• _A block of data_:
* start *

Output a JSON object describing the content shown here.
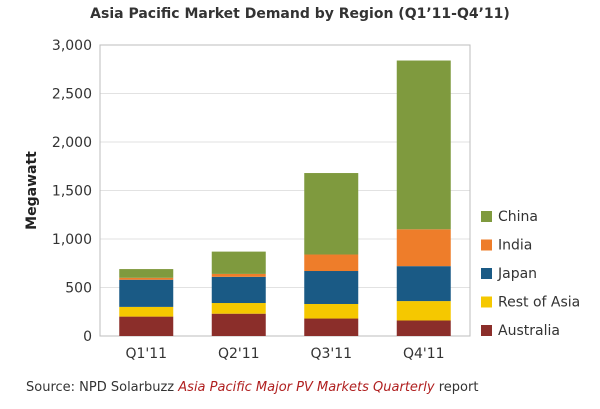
{
  "chart_data": {
    "type": "bar",
    "stacked": true,
    "title": "Asia Pacific Market Demand by Region (Q1’11-Q4’11)",
    "xlabel": "",
    "ylabel": "Megawatt",
    "ylim": [
      0,
      3000
    ],
    "yticks": [
      0,
      500,
      1000,
      1500,
      2000,
      2500,
      3000
    ],
    "ytick_labels": [
      "0",
      "500",
      "1,000",
      "1,500",
      "2,000",
      "2,500",
      "3,000"
    ],
    "categories": [
      "Q1'11",
      "Q2'11",
      "Q3'11",
      "Q4'11"
    ],
    "grid": true,
    "legend_position": "right",
    "series": [
      {
        "name": "Australia",
        "color": "#8b2e2a",
        "values": [
          200,
          230,
          180,
          160
        ]
      },
      {
        "name": "Rest of Asia",
        "color": "#f5c800",
        "values": [
          100,
          110,
          150,
          200
        ]
      },
      {
        "name": "Japan",
        "color": "#1a5a85",
        "values": [
          280,
          270,
          340,
          360
        ]
      },
      {
        "name": "India",
        "color": "#ee7d2a",
        "values": [
          20,
          30,
          170,
          380
        ]
      },
      {
        "name": "China",
        "color": "#7f9a3e",
        "values": [
          90,
          230,
          840,
          1740
        ]
      }
    ]
  },
  "source": {
    "prefix": "Source: NPD Solarbuzz ",
    "italic": "Asia Pacific Major PV Markets Quarterly",
    "suffix": " report"
  }
}
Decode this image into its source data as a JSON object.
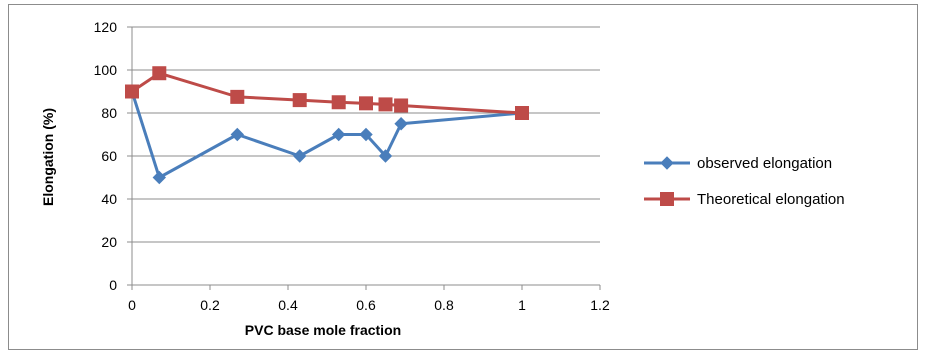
{
  "chart_data": {
    "type": "line",
    "xlabel": "PVC base mole fraction",
    "ylabel": "Elongation (%)",
    "xlim": [
      0,
      1.2
    ],
    "ylim": [
      0,
      120
    ],
    "xticks": [
      "0",
      "0.2",
      "0.4",
      "0.6",
      "0.8",
      "1",
      "1.2"
    ],
    "yticks": [
      "0",
      "20",
      "40",
      "60",
      "80",
      "100",
      "120"
    ],
    "grid": "horizontal",
    "legend_position": "right",
    "series": [
      {
        "name": "observed elongation",
        "color": "#4a7ebb",
        "marker": "diamond",
        "x": [
          0,
          0.07,
          0.27,
          0.43,
          0.53,
          0.6,
          0.65,
          0.69,
          1.0
        ],
        "y": [
          90,
          50,
          70,
          60,
          70,
          70,
          60,
          75,
          80
        ]
      },
      {
        "name": "Theoretical elongation",
        "color": "#be4b48",
        "marker": "square",
        "x": [
          0,
          0.07,
          0.27,
          0.43,
          0.53,
          0.6,
          0.65,
          0.69,
          1.0
        ],
        "y": [
          90,
          98.5,
          87.5,
          86,
          85,
          84.5,
          84,
          83.5,
          80
        ]
      }
    ]
  }
}
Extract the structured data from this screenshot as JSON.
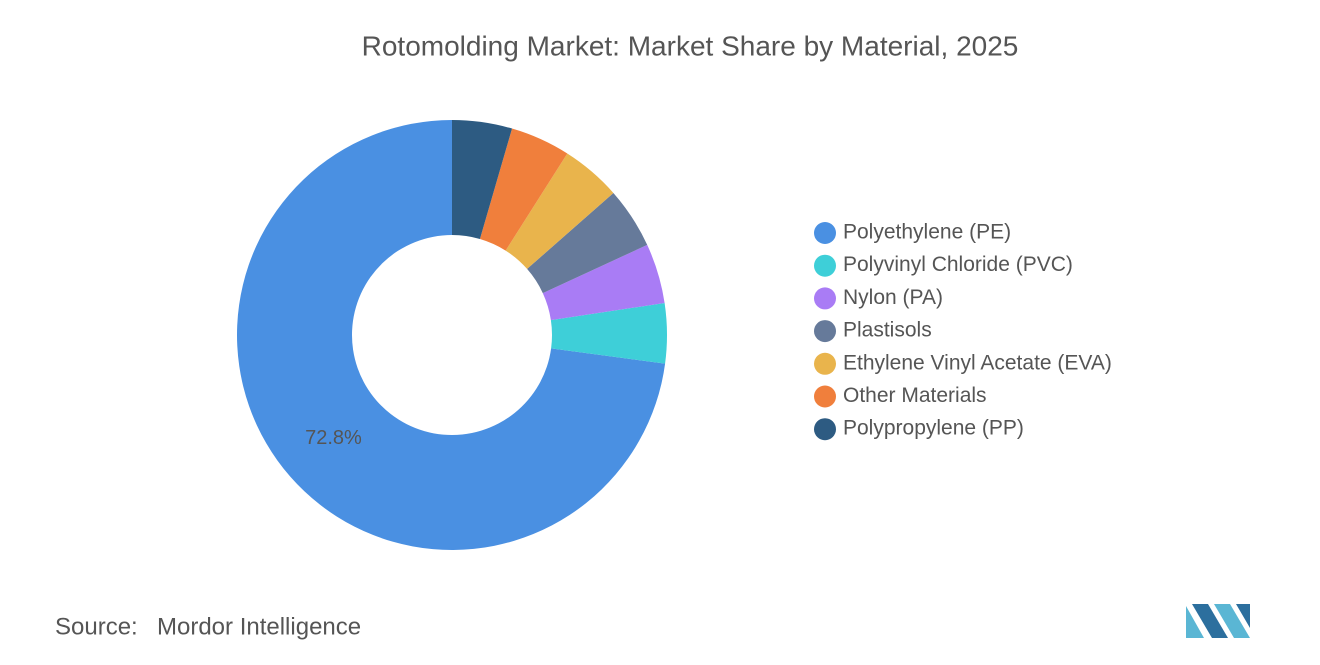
{
  "chart_data": {
    "type": "donut",
    "title": "Rotomolding Market: Market Share by Material, 2025",
    "categories": [
      "Polyethylene (PE)",
      "Polyvinyl Chloride (PVC)",
      "Nylon (PA)",
      "Plastisols",
      "Ethylene Vinyl Acetate (EVA)",
      "Other Materials",
      "Polypropylene (PP)"
    ],
    "values": [
      72.8,
      4.5,
      4.5,
      4.6,
      4.5,
      4.5,
      4.5
    ],
    "value_labels": [
      "72.8%",
      null,
      null,
      null,
      null,
      null,
      null
    ],
    "colors": [
      "#4a90e2",
      "#3ecfd8",
      "#a97cf5",
      "#667a9a",
      "#e9b44c",
      "#f07f3c",
      "#2d5b82"
    ],
    "legend": "right"
  },
  "source": {
    "label": "Source:",
    "name": "Mordor Intelligence"
  }
}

* end *

• _Work to do_: Skip every picture and transcribe the data above exactly.

• _Written answer_:
Output a JSON object describing the content shown here.
{
  "chart_data": {
    "type": "bar",
    "stacked": true,
    "title": "Asia Pacific Market Demand by Region (Q1’11-Q4’11)",
    "xlabel": "",
    "ylabel": "Megawatt",
    "ylim": [
      0,
      3000
    ],
    "yticks": [
      0,
      500,
      1000,
      1500,
      2000,
      2500,
      3000
    ],
    "ytick_labels": [
      "0",
      "500",
      "1,000",
      "1,500",
      "2,000",
      "2,500",
      "3,000"
    ],
    "categories": [
      "Q1'11",
      "Q2'11",
      "Q3'11",
      "Q4'11"
    ],
    "grid": true,
    "legend_position": "right",
    "series": [
      {
        "name": "Australia",
        "color": "#8b2e2a",
        "values": [
          200,
          230,
          180,
          160
        ]
      },
      {
        "name": "Rest of Asia",
        "color": "#f5c800",
        "values": [
          100,
          110,
          150,
          200
        ]
      },
      {
        "name": "Japan",
        "color": "#1a5a85",
        "values": [
          280,
          270,
          340,
          360
        ]
      },
      {
        "name": "India",
        "color": "#ee7d2a",
        "values": [
          20,
          30,
          170,
          380
        ]
      },
      {
        "name": "China",
        "color": "#7f9a3e",
        "values": [
          90,
          230,
          840,
          1740
        ]
      }
    ]
  },
  "source": {
    "prefix": "Source: NPD Solarbuzz ",
    "italic": "Asia Pacific Major PV Markets Quarterly",
    "suffix": " report"
  }
}
Decode this image into its source data as a JSON object.
{
  "chart_data": {
    "type": "line",
    "xlabel": "PVC base mole fraction",
    "ylabel": "Elongation (%)",
    "xlim": [
      0,
      1.2
    ],
    "ylim": [
      0,
      120
    ],
    "xticks": [
      "0",
      "0.2",
      "0.4",
      "0.6",
      "0.8",
      "1",
      "1.2"
    ],
    "yticks": [
      "0",
      "20",
      "40",
      "60",
      "80",
      "100",
      "120"
    ],
    "grid": "horizontal",
    "legend_position": "right",
    "series": [
      {
        "name": "observed elongation",
        "color": "#4a7ebb",
        "marker": "diamond",
        "x": [
          0,
          0.07,
          0.27,
          0.43,
          0.53,
          0.6,
          0.65,
          0.69,
          1.0
        ],
        "y": [
          90,
          50,
          70,
          60,
          70,
          70,
          60,
          75,
          80
        ]
      },
      {
        "name": "Theoretical elongation",
        "color": "#be4b48",
        "marker": "square",
        "x": [
          0,
          0.07,
          0.27,
          0.43,
          0.53,
          0.6,
          0.65,
          0.69,
          1.0
        ],
        "y": [
          90,
          98.5,
          87.5,
          86,
          85,
          84.5,
          84,
          83.5,
          80
        ]
      }
    ]
  }
}
Extract the structured data from this screenshot as JSON.
{
  "chart_data": {
    "type": "donut",
    "title": "Rotomolding Market: Market Share by Material, 2025",
    "categories": [
      "Polyethylene (PE)",
      "Polyvinyl Chloride (PVC)",
      "Nylon (PA)",
      "Plastisols",
      "Ethylene Vinyl Acetate (EVA)",
      "Other Materials",
      "Polypropylene (PP)"
    ],
    "values": [
      72.8,
      4.5,
      4.5,
      4.6,
      4.5,
      4.5,
      4.5
    ],
    "value_labels": [
      "72.8%",
      null,
      null,
      null,
      null,
      null,
      null
    ],
    "colors": [
      "#4a90e2",
      "#3ecfd8",
      "#a97cf5",
      "#667a9a",
      "#e9b44c",
      "#f07f3c",
      "#2d5b82"
    ],
    "legend": "right"
  },
  "source": {
    "label": "Source:",
    "name": "Mordor Intelligence"
  }
}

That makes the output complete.